● Given exercise
Copy each line of the data below with the word "жира".

● Dataset records
□ □ □ □ □

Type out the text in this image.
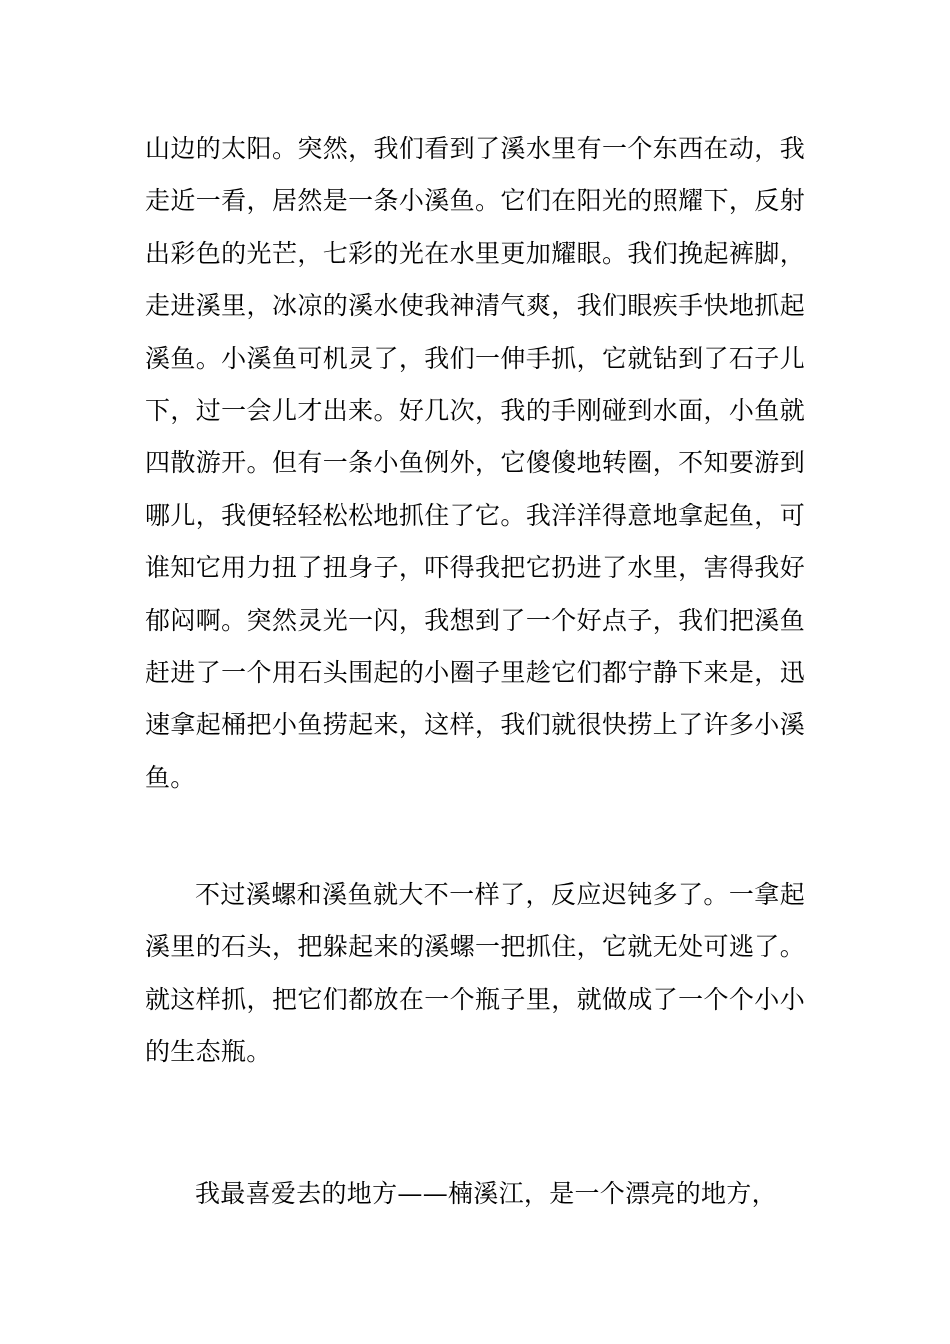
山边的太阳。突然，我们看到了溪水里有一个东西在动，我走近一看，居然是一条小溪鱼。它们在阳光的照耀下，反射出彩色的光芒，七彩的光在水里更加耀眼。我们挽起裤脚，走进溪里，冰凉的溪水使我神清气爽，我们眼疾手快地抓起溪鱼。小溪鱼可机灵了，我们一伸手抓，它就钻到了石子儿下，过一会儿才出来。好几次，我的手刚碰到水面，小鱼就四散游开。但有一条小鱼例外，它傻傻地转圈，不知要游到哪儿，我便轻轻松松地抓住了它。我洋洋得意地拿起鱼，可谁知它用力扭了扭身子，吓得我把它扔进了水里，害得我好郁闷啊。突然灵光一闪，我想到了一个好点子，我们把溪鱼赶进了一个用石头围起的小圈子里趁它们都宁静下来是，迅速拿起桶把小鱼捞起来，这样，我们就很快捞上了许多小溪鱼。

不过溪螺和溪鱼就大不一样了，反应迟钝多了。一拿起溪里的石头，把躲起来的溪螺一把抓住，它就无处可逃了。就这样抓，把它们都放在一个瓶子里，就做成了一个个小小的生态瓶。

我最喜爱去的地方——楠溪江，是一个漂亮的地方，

□ □ □ □ □

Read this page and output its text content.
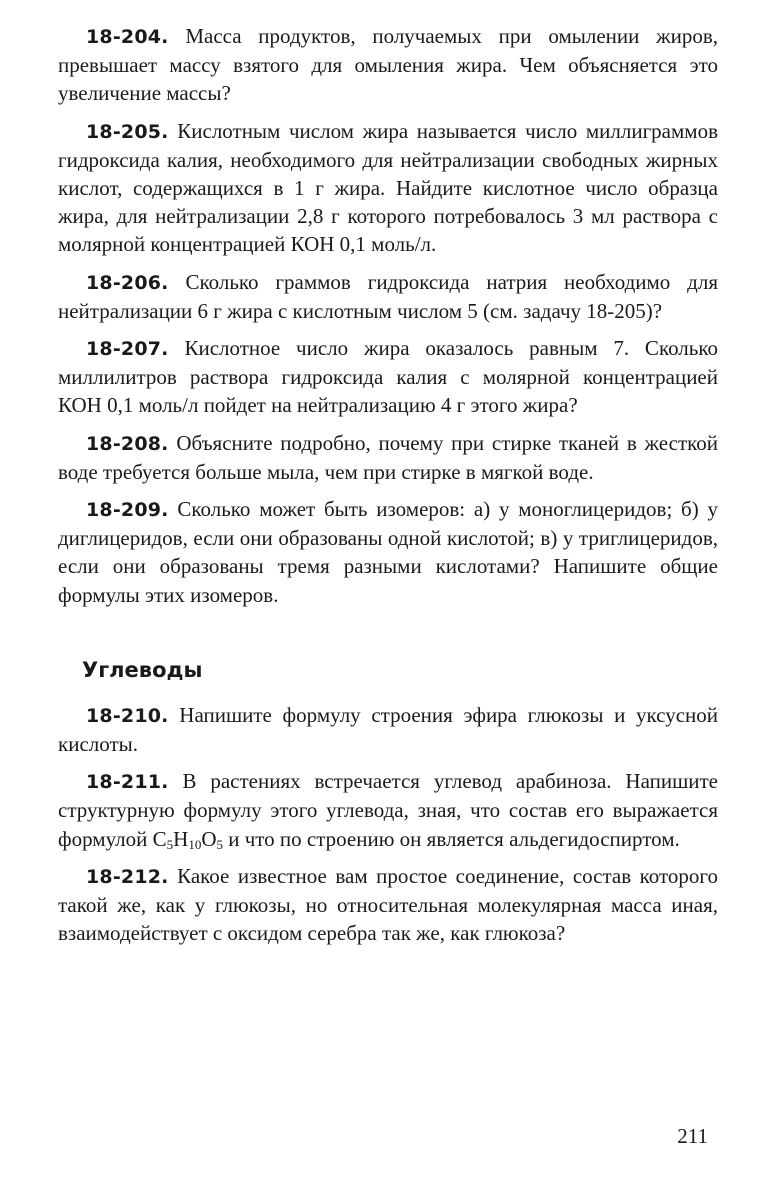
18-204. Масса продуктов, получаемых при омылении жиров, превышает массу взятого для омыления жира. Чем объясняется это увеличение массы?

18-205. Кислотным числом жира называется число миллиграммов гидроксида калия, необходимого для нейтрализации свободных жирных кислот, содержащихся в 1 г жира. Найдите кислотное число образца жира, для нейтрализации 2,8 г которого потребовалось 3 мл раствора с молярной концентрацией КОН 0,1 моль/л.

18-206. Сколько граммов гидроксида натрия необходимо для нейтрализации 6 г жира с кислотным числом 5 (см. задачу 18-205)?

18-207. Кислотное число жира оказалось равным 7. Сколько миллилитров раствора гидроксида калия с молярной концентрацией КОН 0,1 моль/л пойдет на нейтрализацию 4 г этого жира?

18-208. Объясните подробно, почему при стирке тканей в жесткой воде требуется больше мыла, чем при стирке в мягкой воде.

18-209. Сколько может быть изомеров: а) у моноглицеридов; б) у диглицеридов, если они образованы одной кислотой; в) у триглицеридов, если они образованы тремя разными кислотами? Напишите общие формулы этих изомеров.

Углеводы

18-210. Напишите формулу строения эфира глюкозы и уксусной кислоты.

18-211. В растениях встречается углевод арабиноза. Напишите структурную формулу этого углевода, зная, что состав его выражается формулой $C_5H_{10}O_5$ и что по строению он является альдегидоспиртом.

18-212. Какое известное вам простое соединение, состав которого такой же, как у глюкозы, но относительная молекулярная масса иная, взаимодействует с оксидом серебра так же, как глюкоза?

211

□ □ □ □ □

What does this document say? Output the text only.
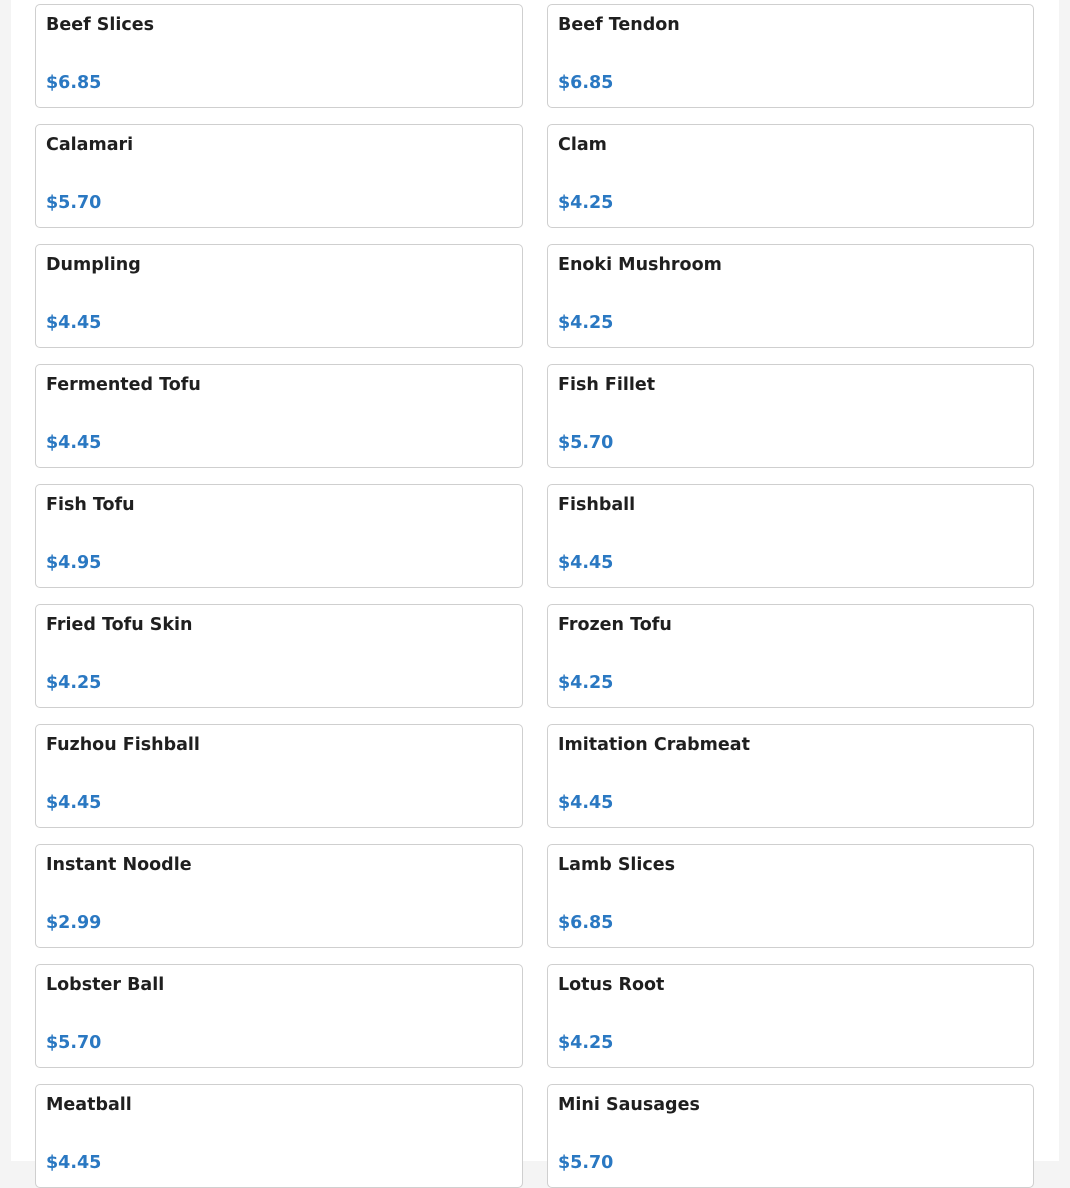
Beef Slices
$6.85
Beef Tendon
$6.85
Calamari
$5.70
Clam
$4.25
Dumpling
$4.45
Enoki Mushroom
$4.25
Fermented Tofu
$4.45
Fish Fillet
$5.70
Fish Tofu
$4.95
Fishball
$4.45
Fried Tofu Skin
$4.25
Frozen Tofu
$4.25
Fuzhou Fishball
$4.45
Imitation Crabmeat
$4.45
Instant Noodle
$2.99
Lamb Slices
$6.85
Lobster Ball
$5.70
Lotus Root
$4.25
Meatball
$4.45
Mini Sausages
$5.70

□ □ □ □ □

● Final answer
18-204. Масса продуктов, получаемых при омылении жиров, превышает массу взятого для омыления жира. Чем объясняется это увеличение массы?
18-205. Кислотным числом жира называется число миллиграммов гидроксида калия, необходимого для нейтрализации свободных жирных кислот, содержащихся в 1 г жира. Найдите кислотное число образца жира, для нейтрализации 2,8 г которого потребовалось 3 мл раствора с молярной концентрацией КОН 0,1 моль/л.
18-206. Сколько граммов гидроксида натрия необходимо для нейтрализации 6 г жира с кислотным числом 5 (см. задачу 18-205)?
18-207. Кислотное число жира оказалось равным 7. Сколько миллилитров раствора гидроксида калия с молярной концентрацией КОН 0,1 моль/л пойдет на нейтрализацию 4 г этого жира?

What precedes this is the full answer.